### Task objective
Can you copy out the data exactly? Leave the images out.

[Entries from a visual dataset]
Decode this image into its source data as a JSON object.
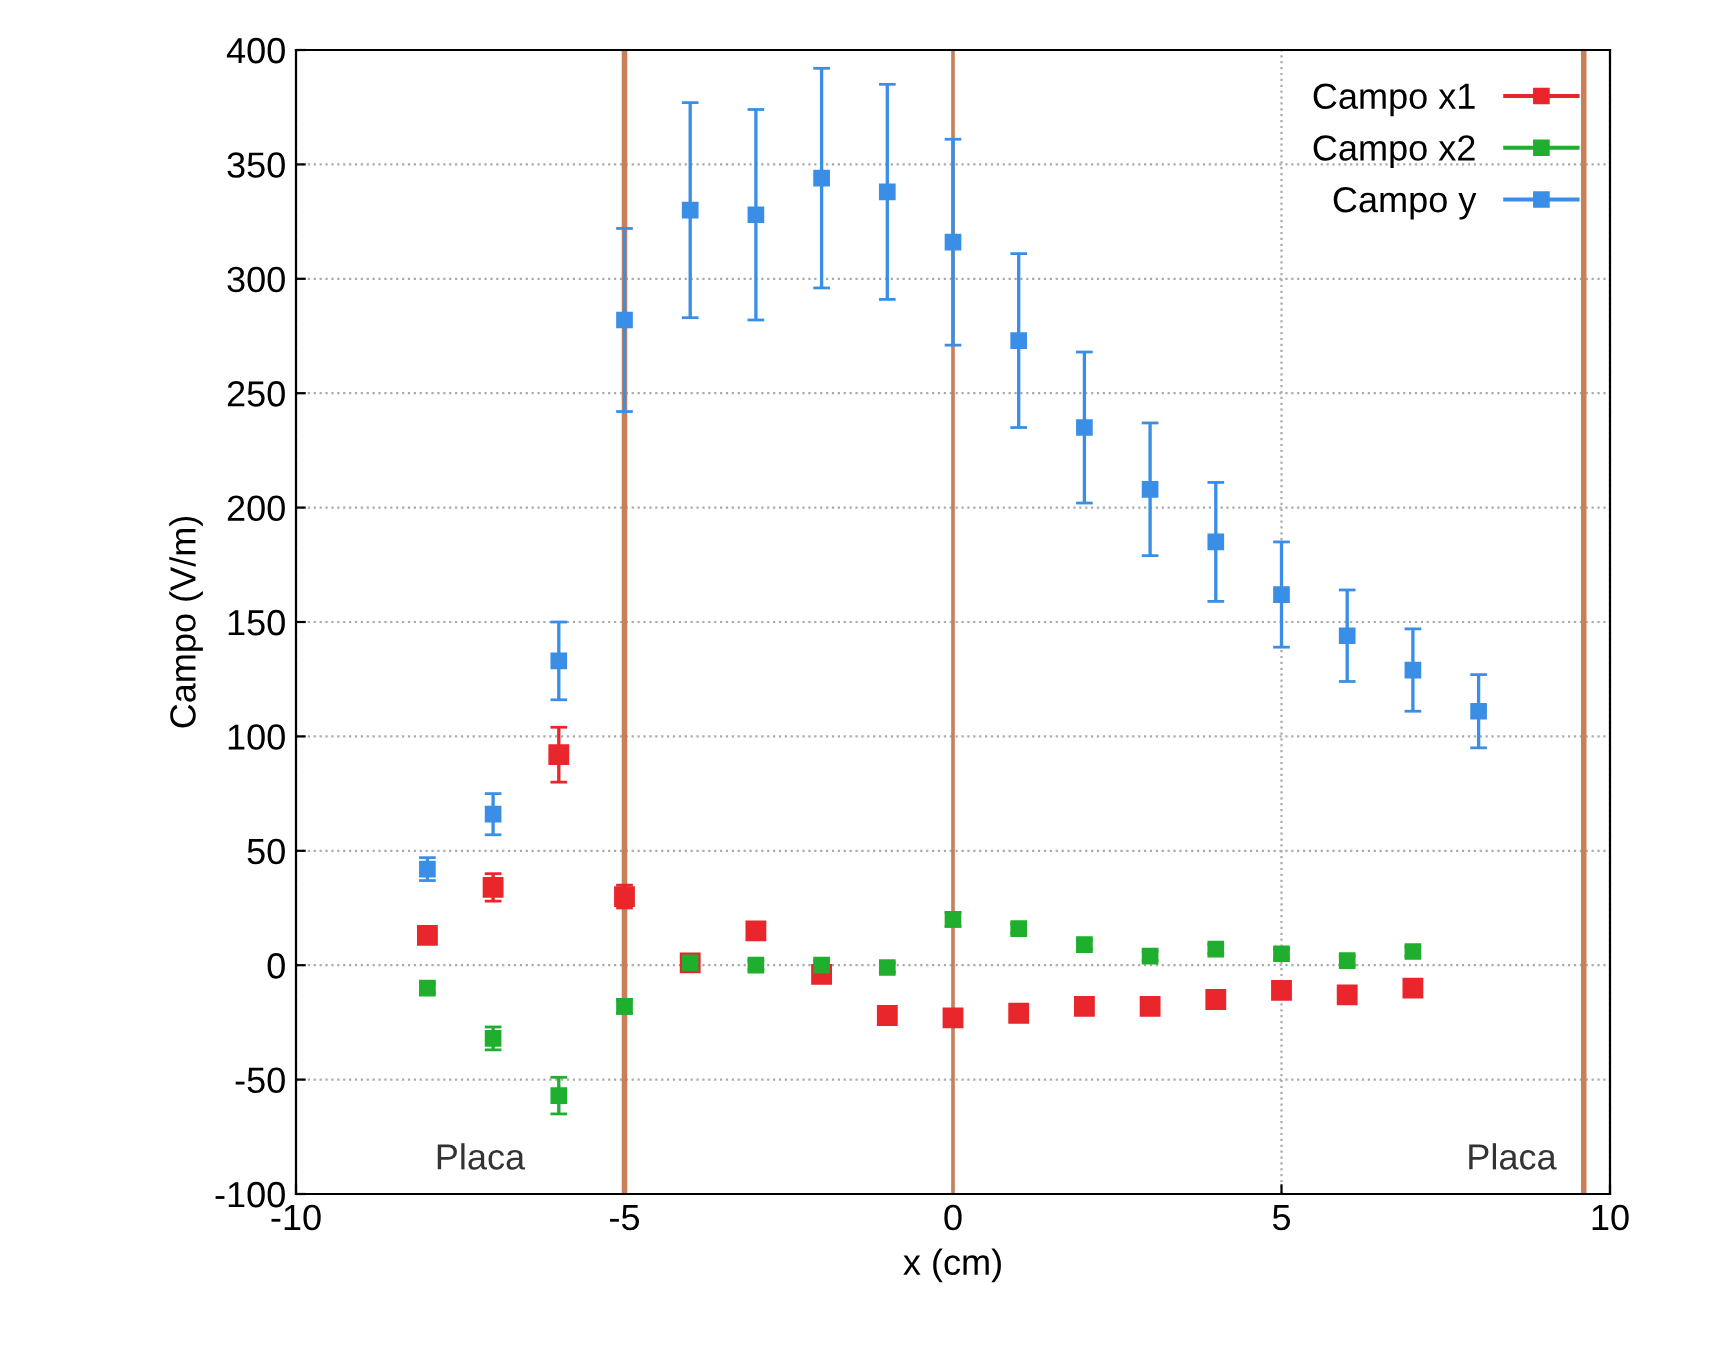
{
  "chart_data": {
    "type": "scatter",
    "xlabel": "x (cm)",
    "ylabel": "Campo (V/m)",
    "x": [
      -8,
      -7,
      -6,
      -5,
      -4,
      -3,
      -2,
      -1,
      0,
      1,
      2,
      3,
      4,
      5,
      6,
      7,
      8
    ],
    "series": [
      {
        "name": "Campo x1",
        "color": "#e8262b",
        "x": [
          -8,
          -7,
          -6,
          -5,
          -4,
          -3,
          -2,
          -1,
          0,
          1,
          2,
          3,
          4,
          5,
          6,
          7
        ],
        "values": [
          13,
          34,
          92,
          30,
          1,
          15,
          -4,
          -22,
          -23,
          -21,
          -18,
          -18,
          -15,
          -11,
          -13,
          -10
        ],
        "errors": [
          2,
          6,
          12,
          5,
          null,
          2,
          2,
          3,
          3,
          3,
          2,
          2,
          2,
          2,
          2,
          2
        ]
      },
      {
        "name": "Campo x2",
        "color": "#1fae2e",
        "x": [
          -8,
          -7,
          -6,
          -5,
          -4,
          -3,
          -2,
          -1,
          0,
          1,
          2,
          3,
          4,
          5,
          6,
          7
        ],
        "values": [
          -10,
          -32,
          -57,
          -18,
          1,
          0,
          0,
          -1,
          20,
          16,
          9,
          4,
          7,
          5,
          2,
          6
        ],
        "errors": [
          2,
          5,
          8,
          3,
          2,
          2,
          2,
          2,
          3,
          2,
          2,
          2,
          2,
          2,
          2,
          2
        ]
      },
      {
        "name": "Campo y",
        "color": "#3a8ee6",
        "values": [
          42,
          66,
          133,
          282,
          330,
          328,
          344,
          338,
          316,
          273,
          235,
          208,
          185,
          162,
          144,
          129,
          111
        ],
        "errors": [
          5,
          9,
          17,
          40,
          47,
          46,
          48,
          47,
          45,
          38,
          33,
          29,
          26,
          23,
          20,
          18,
          16
        ]
      }
    ],
    "xlim": [
      -10,
      10
    ],
    "ylim": [
      -100,
      400
    ],
    "xticks": [
      -10,
      -5,
      0,
      5,
      10
    ],
    "yticks": [
      -100,
      -50,
      0,
      50,
      100,
      150,
      200,
      250,
      300,
      350,
      400
    ],
    "ref_lines": [
      {
        "axis": "x",
        "value": -5,
        "color": "#c8805a"
      },
      {
        "axis": "x",
        "value": 0,
        "color": "#c8805a"
      },
      {
        "axis": "x",
        "value": 9.6,
        "color": "#c8805a"
      }
    ],
    "annotations": [
      "Placa",
      "Placa"
    ],
    "grid": true,
    "legend": "top right",
    "marker": "square",
    "line_style": "none"
  }
}
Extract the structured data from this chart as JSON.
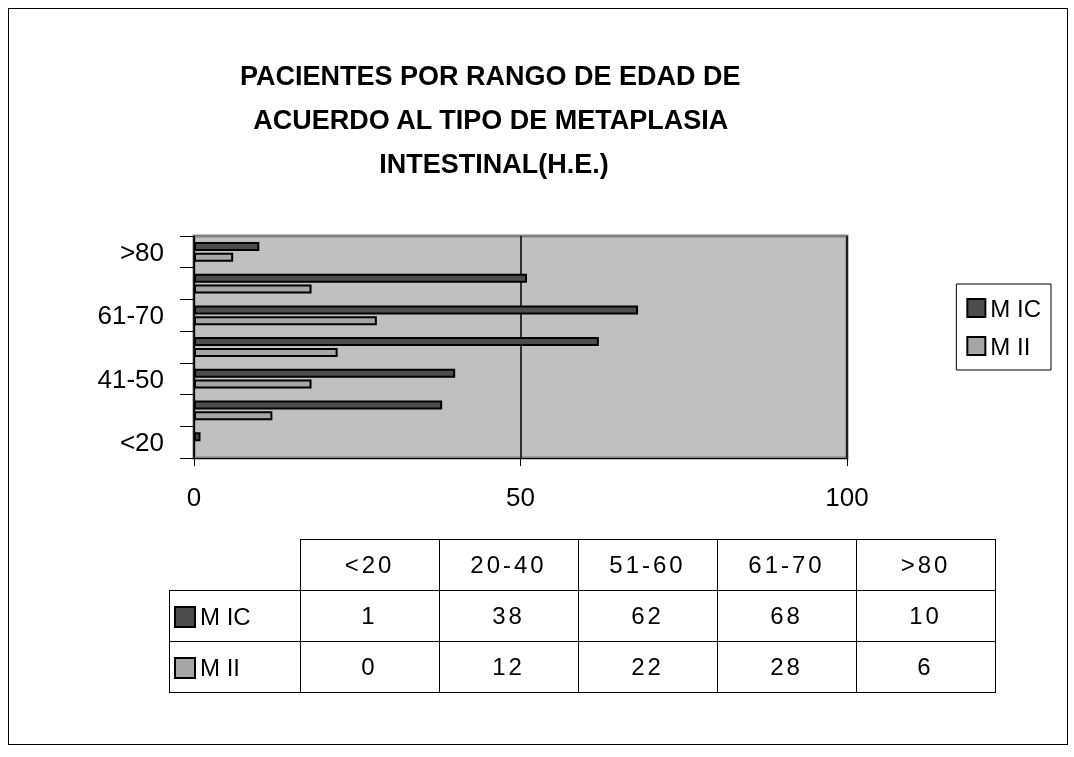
{
  "chart_data": [
    {
      "type": "bar",
      "orientation": "horizontal",
      "title": "PACIENTES POR RANGO DE EDAD DE ACUERDO AL TIPO DE METAPLASIA INTESTINAL(H.E.)",
      "categories": [
        ">80",
        null,
        "61-70",
        null,
        "41-50",
        null,
        "<20"
      ],
      "series": [
        {
          "name": "M IC",
          "color": "#4d4d4d",
          "values": [
            10,
            51,
            68,
            62,
            40,
            38,
            1
          ]
        },
        {
          "name": "M II",
          "color": "#a6a6a6",
          "values": [
            6,
            18,
            28,
            22,
            18,
            12,
            0
          ]
        }
      ],
      "xlim": [
        0,
        100
      ],
      "xticks": [
        0,
        50,
        100
      ],
      "grid": "x",
      "legend": "right"
    },
    {
      "type": "other",
      "data_labels": true,
      "categories": [
        "<20",
        "20-40",
        "51-60",
        "61-70",
        ">80"
      ],
      "series": [
        {
          "name": "M IC",
          "color": "#4d4d4d",
          "values": [
            1,
            38,
            62,
            68,
            10
          ]
        },
        {
          "name": "M II",
          "color": "#a6a6a6",
          "values": [
            0,
            12,
            22,
            28,
            6
          ]
        }
      ]
    }
  ]
}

### Completed exercise
Decode this image into its source data as a JSON object.
{
  "chart_data": {
    "type": "scatter",
    "xlabel": "x (cm)",
    "ylabel": "Campo (V/m)",
    "x": [
      -8,
      -7,
      -6,
      -5,
      -4,
      -3,
      -2,
      -1,
      0,
      1,
      2,
      3,
      4,
      5,
      6,
      7,
      8
    ],
    "series": [
      {
        "name": "Campo x1",
        "color": "#e8262b",
        "x": [
          -8,
          -7,
          -6,
          -5,
          -4,
          -3,
          -2,
          -1,
          0,
          1,
          2,
          3,
          4,
          5,
          6,
          7
        ],
        "values": [
          13,
          34,
          92,
          30,
          1,
          15,
          -4,
          -22,
          -23,
          -21,
          -18,
          -18,
          -15,
          -11,
          -13,
          -10
        ],
        "errors": [
          2,
          6,
          12,
          5,
          null,
          2,
          2,
          3,
          3,
          3,
          2,
          2,
          2,
          2,
          2,
          2
        ]
      },
      {
        "name": "Campo x2",
        "color": "#1fae2e",
        "x": [
          -8,
          -7,
          -6,
          -5,
          -4,
          -3,
          -2,
          -1,
          0,
          1,
          2,
          3,
          4,
          5,
          6,
          7
        ],
        "values": [
          -10,
          -32,
          -57,
          -18,
          1,
          0,
          0,
          -1,
          20,
          16,
          9,
          4,
          7,
          5,
          2,
          6
        ],
        "errors": [
          2,
          5,
          8,
          3,
          2,
          2,
          2,
          2,
          3,
          2,
          2,
          2,
          2,
          2,
          2,
          2
        ]
      },
      {
        "name": "Campo y",
        "color": "#3a8ee6",
        "values": [
          42,
          66,
          133,
          282,
          330,
          328,
          344,
          338,
          316,
          273,
          235,
          208,
          185,
          162,
          144,
          129,
          111
        ],
        "errors": [
          5,
          9,
          17,
          40,
          47,
          46,
          48,
          47,
          45,
          38,
          33,
          29,
          26,
          23,
          20,
          18,
          16
        ]
      }
    ],
    "xlim": [
      -10,
      10
    ],
    "ylim": [
      -100,
      400
    ],
    "xticks": [
      -10,
      -5,
      0,
      5,
      10
    ],
    "yticks": [
      -100,
      -50,
      0,
      50,
      100,
      150,
      200,
      250,
      300,
      350,
      400
    ],
    "ref_lines": [
      {
        "axis": "x",
        "value": -5,
        "color": "#c8805a"
      },
      {
        "axis": "x",
        "value": 0,
        "color": "#c8805a"
      },
      {
        "axis": "x",
        "value": 9.6,
        "color": "#c8805a"
      }
    ],
    "annotations": [
      "Placa",
      "Placa"
    ],
    "grid": true,
    "legend": "top right",
    "marker": "square",
    "line_style": "none"
  }
}
Extract the structured data from this chart as JSON.
{
  "chart_data": [
    {
      "type": "bar",
      "orientation": "horizontal",
      "title": "PACIENTES POR RANGO DE EDAD DE ACUERDO AL TIPO DE METAPLASIA INTESTINAL(H.E.)",
      "categories": [
        ">80",
        null,
        "61-70",
        null,
        "41-50",
        null,
        "<20"
      ],
      "series": [
        {
          "name": "M IC",
          "color": "#4d4d4d",
          "values": [
            10,
            51,
            68,
            62,
            40,
            38,
            1
          ]
        },
        {
          "name": "M II",
          "color": "#a6a6a6",
          "values": [
            6,
            18,
            28,
            22,
            18,
            12,
            0
          ]
        }
      ],
      "xlim": [
        0,
        100
      ],
      "xticks": [
        0,
        50,
        100
      ],
      "grid": "x",
      "legend": "right"
    },
    {
      "type": "other",
      "data_labels": true,
      "categories": [
        "<20",
        "20-40",
        "51-60",
        "61-70",
        ">80"
      ],
      "series": [
        {
          "name": "M IC",
          "color": "#4d4d4d",
          "values": [
            1,
            38,
            62,
            68,
            10
          ]
        },
        {
          "name": "M II",
          "color": "#a6a6a6",
          "values": [
            0,
            12,
            22,
            28,
            6
          ]
        }
      ]
    }
  ]
}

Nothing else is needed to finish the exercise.